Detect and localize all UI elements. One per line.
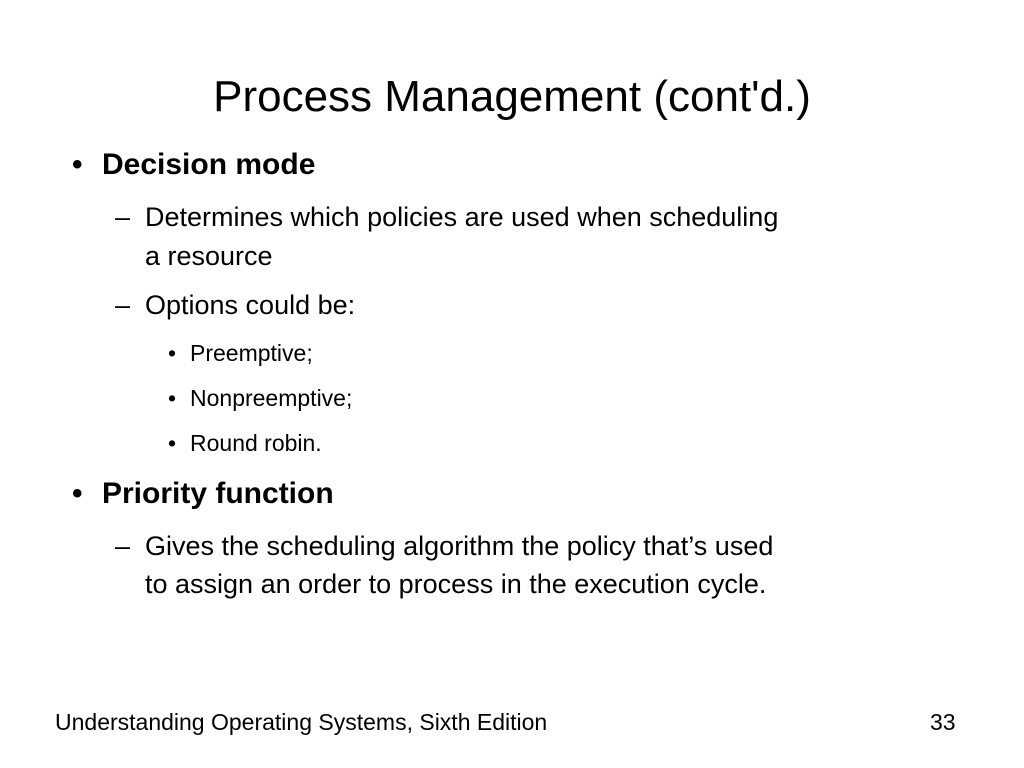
bullet-marker: • xyxy=(72,148,83,181)
bullet-heading: Priority function xyxy=(102,477,334,510)
option-label: Nonpreemptive; xyxy=(190,385,353,411)
bullet-marker: • xyxy=(168,340,177,366)
bullet-marker: • xyxy=(168,385,177,411)
option-label: Preemptive; xyxy=(190,340,313,366)
footer-book-title: Understanding Operating Systems, Sixth Edition xyxy=(55,709,548,735)
option-item xyxy=(168,384,768,414)
dash-marker: – xyxy=(115,531,131,561)
option-label: Round robin. xyxy=(190,430,322,456)
subitem-determines-policies xyxy=(115,197,995,281)
bullet-marker: • xyxy=(72,477,83,510)
subitem-line: to assign an order to process in the execution cycle. xyxy=(145,569,767,599)
bullet-priority-function xyxy=(72,476,972,516)
bullet-marker: • xyxy=(168,430,177,456)
subitem-options xyxy=(115,285,995,325)
subitem-line: a resource xyxy=(145,241,273,271)
dash-marker: – xyxy=(115,290,131,320)
option-item xyxy=(168,429,768,459)
dash-marker: – xyxy=(115,202,131,232)
slide-title: Process Management (cont'd.) xyxy=(213,72,811,121)
option-item xyxy=(168,339,768,369)
subitem-line: Gives the scheduling algorithm the policy that’s used xyxy=(145,531,774,561)
bullet-heading: Decision mode xyxy=(102,148,316,181)
bullet-decision-mode xyxy=(72,147,972,187)
subitem-line: Determines which policies are used when scheduling xyxy=(145,202,779,232)
footer-page-number: 33 xyxy=(930,709,956,735)
subitem-gives-algorithm xyxy=(115,526,995,610)
subitem-line: Options could be: xyxy=(145,290,356,320)
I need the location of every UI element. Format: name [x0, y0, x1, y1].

------------------------------------------------------------------------

- _Directions_: Change every "scheduling" to "dispatching" throughout the material above and reproduce all of it with nothing else altered, omitting the pictures.

- _Answer below_:
Detect and localize all UI elements. One per line.
bullet-marker: • xyxy=(72,148,83,181)
bullet-heading: Priority function xyxy=(102,477,334,510)
option-label: Nonpreemptive; xyxy=(190,385,353,411)
bullet-marker: • xyxy=(168,340,177,366)
bullet-marker: • xyxy=(168,385,177,411)
option-label: Preemptive; xyxy=(190,340,313,366)
footer-book-title: Understanding Operating Systems, Sixth Edition xyxy=(55,709,548,735)
option-item xyxy=(168,384,768,414)
dash-marker: – xyxy=(115,531,131,561)
option-label: Round robin. xyxy=(190,430,322,456)
subitem-determines-policies xyxy=(115,197,995,281)
bullet-marker: • xyxy=(72,477,83,510)
subitem-line: to assign an order to process in the execution cycle. xyxy=(145,569,767,599)
bullet-priority-function xyxy=(72,476,972,516)
bullet-marker: • xyxy=(168,430,177,456)
subitem-options xyxy=(115,285,995,325)
subitem-line: a resource xyxy=(145,241,273,271)
dash-marker: – xyxy=(115,290,131,320)
option-item xyxy=(168,429,768,459)
dash-marker: – xyxy=(115,202,131,232)
slide-title: Process Management (cont'd.) xyxy=(213,72,811,121)
option-item xyxy=(168,339,768,369)
subitem-line: Gives the dispatching algorithm the policy that’s used xyxy=(145,531,774,561)
bullet-heading: Decision mode xyxy=(102,148,316,181)
bullet-decision-mode xyxy=(72,147,972,187)
subitem-line: Determines which policies are used when dispatching xyxy=(145,202,779,232)
footer-page-number: 33 xyxy=(930,709,956,735)
subitem-gives-algorithm xyxy=(115,526,995,610)
subitem-line: Options could be: xyxy=(145,290,356,320)
I need the location of every UI element. Format: name [x0, y0, x1, y1].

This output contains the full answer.